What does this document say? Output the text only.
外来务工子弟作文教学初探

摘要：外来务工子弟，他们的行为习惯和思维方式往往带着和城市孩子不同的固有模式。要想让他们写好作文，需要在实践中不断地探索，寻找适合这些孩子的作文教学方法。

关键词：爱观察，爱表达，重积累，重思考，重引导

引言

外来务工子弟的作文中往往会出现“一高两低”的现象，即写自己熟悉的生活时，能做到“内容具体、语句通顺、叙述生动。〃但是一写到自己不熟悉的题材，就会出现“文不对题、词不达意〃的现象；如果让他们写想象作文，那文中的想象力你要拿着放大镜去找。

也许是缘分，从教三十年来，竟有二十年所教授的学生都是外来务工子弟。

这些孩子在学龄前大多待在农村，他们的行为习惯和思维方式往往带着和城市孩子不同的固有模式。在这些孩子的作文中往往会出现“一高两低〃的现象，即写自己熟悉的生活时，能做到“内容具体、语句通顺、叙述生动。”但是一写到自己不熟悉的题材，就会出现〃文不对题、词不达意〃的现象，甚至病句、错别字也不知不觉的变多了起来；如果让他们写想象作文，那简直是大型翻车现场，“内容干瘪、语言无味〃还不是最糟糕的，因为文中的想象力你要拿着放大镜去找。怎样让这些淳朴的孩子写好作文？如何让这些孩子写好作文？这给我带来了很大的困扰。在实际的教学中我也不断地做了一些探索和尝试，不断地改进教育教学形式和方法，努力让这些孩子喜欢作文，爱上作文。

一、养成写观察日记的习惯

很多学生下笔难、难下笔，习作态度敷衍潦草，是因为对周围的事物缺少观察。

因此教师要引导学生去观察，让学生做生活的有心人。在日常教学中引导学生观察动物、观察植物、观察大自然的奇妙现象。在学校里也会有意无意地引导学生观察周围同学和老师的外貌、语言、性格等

-.-.-

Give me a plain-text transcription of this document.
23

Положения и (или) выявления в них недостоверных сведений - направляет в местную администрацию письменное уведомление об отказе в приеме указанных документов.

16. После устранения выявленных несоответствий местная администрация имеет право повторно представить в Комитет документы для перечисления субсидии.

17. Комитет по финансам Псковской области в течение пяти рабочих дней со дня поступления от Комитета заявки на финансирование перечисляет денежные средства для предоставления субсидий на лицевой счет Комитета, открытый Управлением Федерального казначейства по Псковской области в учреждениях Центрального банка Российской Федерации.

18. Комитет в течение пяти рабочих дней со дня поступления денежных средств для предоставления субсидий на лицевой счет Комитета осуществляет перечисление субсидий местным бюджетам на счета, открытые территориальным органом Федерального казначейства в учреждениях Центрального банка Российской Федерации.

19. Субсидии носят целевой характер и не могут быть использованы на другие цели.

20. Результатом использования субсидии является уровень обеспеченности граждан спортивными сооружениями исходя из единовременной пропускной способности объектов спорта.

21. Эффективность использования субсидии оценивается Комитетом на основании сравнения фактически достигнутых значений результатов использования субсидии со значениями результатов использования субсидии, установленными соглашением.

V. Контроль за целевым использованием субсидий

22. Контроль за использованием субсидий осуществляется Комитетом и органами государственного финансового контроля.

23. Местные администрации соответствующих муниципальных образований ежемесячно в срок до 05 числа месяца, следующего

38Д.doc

-.-.-

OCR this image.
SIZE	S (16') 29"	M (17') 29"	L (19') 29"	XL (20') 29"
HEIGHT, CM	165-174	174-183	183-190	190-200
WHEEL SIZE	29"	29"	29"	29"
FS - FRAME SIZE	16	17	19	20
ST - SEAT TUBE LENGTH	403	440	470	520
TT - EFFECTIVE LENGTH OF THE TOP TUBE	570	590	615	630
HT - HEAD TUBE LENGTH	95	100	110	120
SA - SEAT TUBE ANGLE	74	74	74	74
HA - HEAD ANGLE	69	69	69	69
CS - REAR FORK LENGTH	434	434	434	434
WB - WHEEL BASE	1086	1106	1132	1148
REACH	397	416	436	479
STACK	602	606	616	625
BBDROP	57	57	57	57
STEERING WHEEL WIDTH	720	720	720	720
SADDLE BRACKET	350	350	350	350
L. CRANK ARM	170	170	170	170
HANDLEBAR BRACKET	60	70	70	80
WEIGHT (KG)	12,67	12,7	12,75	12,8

-.-.-

_The problem:_ In the entries above, find every line holding the word "использования" and copy it out.

_Result for this task:_
20. Результатом использования субсидии является уровень обеспеченности граждан спортивными сооружениями исходя из единовременной пропускной способности объектов спорта.
21. Эффективность использования субсидии оценивается Комитетом на основании сравнения фактически достигнутых значений результатов использования субсидии со значениями результатов использования субсидии, установленными соглашением.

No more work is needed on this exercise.